- **INSTRUCTIONS TO FOLLOW**
Work through the data line by line, gathering every line that has the word "Farmer".

- **SOURCE DATA**
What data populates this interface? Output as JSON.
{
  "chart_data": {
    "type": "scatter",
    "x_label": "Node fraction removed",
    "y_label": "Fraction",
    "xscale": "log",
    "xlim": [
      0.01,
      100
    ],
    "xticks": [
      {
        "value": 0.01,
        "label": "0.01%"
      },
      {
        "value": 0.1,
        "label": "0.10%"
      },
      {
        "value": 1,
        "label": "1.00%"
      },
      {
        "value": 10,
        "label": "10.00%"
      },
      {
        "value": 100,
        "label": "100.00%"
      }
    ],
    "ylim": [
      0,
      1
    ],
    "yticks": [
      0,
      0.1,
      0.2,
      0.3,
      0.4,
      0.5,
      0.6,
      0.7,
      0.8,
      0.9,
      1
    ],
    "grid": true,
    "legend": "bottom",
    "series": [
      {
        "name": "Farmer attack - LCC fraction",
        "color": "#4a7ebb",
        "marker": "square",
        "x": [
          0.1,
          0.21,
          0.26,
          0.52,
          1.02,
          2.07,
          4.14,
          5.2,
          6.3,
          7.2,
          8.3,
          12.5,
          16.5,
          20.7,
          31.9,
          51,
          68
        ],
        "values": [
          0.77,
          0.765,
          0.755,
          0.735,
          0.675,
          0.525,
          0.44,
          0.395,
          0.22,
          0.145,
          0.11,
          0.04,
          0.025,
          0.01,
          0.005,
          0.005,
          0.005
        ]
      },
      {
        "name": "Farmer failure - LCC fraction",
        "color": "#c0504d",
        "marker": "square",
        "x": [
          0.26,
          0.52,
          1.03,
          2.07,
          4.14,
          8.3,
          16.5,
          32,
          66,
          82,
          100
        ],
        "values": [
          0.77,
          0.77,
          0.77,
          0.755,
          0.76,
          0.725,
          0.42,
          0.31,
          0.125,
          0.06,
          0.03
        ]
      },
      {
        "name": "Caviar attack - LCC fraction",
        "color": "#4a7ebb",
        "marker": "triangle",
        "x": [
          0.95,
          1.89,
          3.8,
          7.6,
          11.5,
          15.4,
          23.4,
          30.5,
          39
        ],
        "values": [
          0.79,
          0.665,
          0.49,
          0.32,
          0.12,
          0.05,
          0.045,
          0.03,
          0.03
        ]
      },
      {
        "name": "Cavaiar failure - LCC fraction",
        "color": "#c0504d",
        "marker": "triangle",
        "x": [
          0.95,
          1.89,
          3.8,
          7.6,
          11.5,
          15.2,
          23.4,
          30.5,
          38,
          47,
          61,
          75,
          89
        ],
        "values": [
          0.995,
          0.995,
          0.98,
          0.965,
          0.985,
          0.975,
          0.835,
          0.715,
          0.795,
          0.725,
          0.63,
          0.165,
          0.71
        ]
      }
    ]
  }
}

* * *

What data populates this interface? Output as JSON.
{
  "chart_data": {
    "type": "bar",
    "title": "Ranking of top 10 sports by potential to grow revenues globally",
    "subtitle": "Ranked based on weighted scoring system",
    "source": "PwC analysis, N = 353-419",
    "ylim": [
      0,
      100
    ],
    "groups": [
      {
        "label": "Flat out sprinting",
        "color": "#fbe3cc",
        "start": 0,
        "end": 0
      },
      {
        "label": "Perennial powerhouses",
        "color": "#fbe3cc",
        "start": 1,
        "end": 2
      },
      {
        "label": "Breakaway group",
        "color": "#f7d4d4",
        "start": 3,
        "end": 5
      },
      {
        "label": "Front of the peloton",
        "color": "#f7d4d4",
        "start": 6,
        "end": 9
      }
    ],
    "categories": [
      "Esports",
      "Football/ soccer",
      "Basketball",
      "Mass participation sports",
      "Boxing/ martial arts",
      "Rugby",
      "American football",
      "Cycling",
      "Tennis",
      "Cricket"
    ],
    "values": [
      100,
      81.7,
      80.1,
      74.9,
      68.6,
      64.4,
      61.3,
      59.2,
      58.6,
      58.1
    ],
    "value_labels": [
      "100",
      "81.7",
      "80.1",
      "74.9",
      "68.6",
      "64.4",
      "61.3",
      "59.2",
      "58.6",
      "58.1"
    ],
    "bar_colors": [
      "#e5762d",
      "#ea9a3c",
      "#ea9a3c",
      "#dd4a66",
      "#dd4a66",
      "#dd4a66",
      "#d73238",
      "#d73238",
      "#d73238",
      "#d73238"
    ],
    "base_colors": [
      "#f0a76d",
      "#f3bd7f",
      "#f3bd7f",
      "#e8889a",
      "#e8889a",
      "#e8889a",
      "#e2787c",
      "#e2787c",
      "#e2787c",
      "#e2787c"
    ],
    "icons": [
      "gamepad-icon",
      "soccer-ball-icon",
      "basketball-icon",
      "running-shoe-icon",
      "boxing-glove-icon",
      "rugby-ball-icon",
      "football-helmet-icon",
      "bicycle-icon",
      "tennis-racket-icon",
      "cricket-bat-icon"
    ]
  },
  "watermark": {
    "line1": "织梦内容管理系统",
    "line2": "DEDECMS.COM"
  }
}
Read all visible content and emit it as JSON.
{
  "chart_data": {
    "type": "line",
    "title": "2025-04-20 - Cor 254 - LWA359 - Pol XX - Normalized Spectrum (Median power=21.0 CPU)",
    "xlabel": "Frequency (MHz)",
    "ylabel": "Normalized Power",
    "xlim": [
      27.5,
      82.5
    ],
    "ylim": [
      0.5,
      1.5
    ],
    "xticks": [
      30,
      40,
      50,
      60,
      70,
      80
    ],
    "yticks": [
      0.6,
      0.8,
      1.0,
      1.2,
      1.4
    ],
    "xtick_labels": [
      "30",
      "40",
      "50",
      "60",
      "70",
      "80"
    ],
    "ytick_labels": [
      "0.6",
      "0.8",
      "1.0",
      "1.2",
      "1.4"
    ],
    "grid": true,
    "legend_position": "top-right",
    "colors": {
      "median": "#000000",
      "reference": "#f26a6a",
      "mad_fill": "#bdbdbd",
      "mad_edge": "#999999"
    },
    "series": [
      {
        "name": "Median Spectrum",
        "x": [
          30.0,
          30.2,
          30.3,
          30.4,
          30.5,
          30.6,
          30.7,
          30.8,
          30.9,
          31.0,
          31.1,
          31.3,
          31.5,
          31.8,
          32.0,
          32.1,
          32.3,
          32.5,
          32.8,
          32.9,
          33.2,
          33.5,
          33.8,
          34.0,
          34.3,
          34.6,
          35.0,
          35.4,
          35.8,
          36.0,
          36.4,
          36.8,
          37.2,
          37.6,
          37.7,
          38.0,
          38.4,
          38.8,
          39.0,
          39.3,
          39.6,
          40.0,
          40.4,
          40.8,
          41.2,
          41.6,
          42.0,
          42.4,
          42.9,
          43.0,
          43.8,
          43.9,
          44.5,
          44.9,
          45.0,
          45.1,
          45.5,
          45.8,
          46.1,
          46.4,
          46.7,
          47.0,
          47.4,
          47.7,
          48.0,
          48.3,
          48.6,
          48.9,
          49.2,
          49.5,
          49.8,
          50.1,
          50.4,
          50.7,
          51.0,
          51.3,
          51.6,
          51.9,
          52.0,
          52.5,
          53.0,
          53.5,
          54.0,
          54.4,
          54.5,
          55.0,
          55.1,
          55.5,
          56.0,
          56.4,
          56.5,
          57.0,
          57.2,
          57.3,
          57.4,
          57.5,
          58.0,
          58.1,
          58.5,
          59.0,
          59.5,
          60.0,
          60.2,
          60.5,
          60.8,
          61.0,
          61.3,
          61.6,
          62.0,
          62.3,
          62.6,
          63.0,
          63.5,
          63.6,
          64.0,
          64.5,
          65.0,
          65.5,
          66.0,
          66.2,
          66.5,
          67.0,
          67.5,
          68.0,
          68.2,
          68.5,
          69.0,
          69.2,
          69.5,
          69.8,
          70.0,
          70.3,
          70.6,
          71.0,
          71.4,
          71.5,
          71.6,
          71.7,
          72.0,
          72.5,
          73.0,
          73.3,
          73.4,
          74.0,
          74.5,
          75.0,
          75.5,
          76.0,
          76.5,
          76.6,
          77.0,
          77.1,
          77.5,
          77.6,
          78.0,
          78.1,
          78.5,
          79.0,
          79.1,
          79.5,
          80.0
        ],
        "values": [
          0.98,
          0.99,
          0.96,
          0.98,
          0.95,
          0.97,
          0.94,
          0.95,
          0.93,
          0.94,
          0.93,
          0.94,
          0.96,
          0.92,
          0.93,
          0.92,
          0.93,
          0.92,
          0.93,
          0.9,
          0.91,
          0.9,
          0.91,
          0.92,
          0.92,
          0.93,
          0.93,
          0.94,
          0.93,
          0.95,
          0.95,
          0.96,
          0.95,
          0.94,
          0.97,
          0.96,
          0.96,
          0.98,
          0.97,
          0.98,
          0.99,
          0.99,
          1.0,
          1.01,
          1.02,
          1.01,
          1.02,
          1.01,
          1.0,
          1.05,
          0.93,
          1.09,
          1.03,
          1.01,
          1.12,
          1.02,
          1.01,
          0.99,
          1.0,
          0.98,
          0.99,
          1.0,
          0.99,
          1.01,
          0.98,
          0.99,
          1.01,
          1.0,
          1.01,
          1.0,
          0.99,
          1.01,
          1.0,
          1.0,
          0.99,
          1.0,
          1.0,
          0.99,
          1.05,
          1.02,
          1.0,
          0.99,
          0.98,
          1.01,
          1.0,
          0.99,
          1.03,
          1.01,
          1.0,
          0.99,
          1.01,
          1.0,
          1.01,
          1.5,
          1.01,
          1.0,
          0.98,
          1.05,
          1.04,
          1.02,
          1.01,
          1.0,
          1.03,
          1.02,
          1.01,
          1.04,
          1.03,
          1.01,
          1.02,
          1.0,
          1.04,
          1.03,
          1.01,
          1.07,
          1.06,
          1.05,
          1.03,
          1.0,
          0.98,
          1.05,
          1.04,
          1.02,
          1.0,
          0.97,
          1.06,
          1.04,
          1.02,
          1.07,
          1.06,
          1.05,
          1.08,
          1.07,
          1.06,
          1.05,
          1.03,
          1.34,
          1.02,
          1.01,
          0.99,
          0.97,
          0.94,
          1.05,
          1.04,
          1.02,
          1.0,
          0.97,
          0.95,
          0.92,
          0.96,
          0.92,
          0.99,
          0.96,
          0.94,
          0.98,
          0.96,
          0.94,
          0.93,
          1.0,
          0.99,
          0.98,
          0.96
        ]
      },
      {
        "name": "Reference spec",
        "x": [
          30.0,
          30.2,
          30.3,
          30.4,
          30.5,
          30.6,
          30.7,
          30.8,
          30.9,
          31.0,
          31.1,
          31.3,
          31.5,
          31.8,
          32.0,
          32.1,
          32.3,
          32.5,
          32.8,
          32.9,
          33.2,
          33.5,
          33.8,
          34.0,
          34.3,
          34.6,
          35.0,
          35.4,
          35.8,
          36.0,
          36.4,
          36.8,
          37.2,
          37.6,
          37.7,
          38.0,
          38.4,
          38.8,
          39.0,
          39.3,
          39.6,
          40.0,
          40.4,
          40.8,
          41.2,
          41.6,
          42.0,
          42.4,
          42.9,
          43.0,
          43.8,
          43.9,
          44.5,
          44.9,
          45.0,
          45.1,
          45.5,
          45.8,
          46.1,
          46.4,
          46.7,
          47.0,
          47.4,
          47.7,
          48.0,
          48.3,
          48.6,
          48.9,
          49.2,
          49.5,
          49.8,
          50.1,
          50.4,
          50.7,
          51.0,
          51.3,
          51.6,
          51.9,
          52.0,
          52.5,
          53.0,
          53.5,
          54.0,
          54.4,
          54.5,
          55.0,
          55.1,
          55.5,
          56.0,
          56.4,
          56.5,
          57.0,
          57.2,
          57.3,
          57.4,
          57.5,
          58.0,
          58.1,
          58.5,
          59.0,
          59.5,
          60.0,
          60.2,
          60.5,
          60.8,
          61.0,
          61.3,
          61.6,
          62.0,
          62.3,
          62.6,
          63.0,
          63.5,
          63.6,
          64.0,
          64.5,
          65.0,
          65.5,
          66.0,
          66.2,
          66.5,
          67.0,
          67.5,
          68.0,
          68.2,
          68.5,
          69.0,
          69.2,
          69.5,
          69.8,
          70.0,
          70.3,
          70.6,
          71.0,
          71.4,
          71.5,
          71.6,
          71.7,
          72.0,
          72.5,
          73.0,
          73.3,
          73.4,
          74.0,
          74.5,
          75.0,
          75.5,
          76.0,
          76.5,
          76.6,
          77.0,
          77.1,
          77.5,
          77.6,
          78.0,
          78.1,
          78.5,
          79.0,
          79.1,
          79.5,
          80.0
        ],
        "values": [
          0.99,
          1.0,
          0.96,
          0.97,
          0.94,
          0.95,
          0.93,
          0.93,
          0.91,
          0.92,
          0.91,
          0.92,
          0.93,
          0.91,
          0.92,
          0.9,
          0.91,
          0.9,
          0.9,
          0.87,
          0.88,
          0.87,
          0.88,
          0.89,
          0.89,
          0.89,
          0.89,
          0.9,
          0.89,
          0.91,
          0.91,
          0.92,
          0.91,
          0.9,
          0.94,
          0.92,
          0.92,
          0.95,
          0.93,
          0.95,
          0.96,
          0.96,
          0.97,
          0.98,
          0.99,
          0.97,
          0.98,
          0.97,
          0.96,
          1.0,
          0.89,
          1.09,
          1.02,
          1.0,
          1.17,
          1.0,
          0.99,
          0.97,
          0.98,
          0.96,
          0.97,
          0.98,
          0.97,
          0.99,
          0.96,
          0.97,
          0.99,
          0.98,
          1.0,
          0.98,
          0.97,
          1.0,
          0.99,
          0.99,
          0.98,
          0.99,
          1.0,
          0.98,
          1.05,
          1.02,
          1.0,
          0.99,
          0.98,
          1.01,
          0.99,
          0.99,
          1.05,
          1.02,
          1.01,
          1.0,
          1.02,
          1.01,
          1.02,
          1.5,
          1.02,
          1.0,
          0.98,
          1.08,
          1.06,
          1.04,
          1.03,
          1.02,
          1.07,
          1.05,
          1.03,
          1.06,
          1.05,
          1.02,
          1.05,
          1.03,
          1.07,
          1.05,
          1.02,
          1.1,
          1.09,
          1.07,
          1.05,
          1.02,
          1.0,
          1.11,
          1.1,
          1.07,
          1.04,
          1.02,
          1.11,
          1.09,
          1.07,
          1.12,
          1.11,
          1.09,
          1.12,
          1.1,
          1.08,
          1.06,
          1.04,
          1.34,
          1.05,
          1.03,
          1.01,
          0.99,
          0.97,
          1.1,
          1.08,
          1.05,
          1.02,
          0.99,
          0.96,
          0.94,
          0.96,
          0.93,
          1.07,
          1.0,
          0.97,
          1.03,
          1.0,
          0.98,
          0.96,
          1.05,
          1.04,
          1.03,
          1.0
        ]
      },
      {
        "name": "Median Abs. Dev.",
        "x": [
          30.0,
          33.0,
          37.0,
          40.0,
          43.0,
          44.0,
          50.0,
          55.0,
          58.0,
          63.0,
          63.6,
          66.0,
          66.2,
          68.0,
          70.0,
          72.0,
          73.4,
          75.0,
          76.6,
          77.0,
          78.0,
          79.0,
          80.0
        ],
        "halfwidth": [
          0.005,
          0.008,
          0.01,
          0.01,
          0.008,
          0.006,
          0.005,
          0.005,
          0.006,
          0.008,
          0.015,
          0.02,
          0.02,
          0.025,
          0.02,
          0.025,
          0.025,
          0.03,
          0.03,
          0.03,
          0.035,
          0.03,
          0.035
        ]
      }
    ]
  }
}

- **ANSWER FOR THIS EXERCISE**
        "name": "Farmer attack - LCC fraction",
        "name": "Farmer failure - LCC fraction",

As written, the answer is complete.